== Listed records ==

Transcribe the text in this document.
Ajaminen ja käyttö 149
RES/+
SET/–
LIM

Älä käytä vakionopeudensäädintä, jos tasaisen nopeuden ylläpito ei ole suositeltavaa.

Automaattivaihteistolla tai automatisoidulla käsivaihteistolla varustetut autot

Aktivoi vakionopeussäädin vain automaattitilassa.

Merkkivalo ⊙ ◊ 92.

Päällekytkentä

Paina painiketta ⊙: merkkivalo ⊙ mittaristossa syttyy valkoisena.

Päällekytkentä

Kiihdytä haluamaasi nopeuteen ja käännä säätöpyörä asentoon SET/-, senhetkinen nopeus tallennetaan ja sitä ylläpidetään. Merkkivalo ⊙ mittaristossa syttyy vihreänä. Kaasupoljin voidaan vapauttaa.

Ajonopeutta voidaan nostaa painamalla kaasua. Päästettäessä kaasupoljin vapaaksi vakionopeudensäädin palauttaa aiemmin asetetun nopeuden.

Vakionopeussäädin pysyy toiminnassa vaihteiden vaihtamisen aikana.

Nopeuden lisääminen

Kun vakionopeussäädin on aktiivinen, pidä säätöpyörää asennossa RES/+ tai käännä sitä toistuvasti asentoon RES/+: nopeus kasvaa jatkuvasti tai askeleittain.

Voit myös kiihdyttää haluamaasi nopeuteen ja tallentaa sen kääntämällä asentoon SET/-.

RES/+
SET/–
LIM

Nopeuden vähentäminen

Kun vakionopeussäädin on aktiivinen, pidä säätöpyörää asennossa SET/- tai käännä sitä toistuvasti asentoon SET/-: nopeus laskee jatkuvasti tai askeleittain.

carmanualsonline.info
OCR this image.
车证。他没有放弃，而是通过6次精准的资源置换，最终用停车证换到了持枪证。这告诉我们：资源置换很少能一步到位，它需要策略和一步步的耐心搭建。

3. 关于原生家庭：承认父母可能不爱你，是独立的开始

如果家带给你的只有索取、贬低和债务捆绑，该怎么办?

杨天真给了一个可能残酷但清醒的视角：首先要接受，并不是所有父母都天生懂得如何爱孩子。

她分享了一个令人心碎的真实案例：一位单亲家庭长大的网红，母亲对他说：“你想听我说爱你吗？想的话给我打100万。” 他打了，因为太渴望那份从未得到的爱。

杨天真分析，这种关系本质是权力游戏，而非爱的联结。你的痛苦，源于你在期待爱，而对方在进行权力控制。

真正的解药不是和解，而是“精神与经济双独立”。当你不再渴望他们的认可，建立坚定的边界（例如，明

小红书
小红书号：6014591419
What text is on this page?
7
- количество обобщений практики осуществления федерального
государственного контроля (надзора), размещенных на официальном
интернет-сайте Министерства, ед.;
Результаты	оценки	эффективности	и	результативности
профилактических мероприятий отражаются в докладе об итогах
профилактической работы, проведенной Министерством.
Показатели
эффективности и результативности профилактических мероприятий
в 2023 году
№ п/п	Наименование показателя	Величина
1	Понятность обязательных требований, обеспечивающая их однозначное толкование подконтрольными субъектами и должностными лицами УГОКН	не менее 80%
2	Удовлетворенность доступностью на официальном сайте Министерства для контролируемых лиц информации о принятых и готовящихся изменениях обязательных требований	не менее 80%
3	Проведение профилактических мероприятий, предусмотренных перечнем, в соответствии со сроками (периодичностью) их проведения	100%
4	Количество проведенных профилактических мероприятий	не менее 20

== Exercise goal ==
Starting at the line that contains "What text is on this page?", repeat each line exactly through the last one in the listing. Include both of those lines and nothing more.

== Written response ==
What text is on this page?
7
- количество обобщений практики осуществления федерального
государственного контроля (надзора), размещенных на официальном
интернет-сайте Министерства, ед.;
Результаты	оценки	эффективности	и	результативности
профилактических мероприятий отражаются в докладе об итогах
профилактической работы, проведенной Министерством.
Показатели
эффективности и результативности профилактических мероприятий
в 2023 году
№ п/п	Наименование показателя	Величина
1	Понятность обязательных требований, обеспечивающая их однозначное толкование подконтрольными субъектами и должностными лицами УГОКН	не менее 80%
2	Удовлетворенность доступностью на официальном сайте Министерства для контролируемых лиц информации о принятых и готовящихся изменениях обязательных требований	не менее 80%
3	Проведение профилактических мероприятий, предусмотренных перечнем, в соответствии со сроками (периодичностью) их проведения	100%
4	Количество проведенных профилактических мероприятий	не менее 20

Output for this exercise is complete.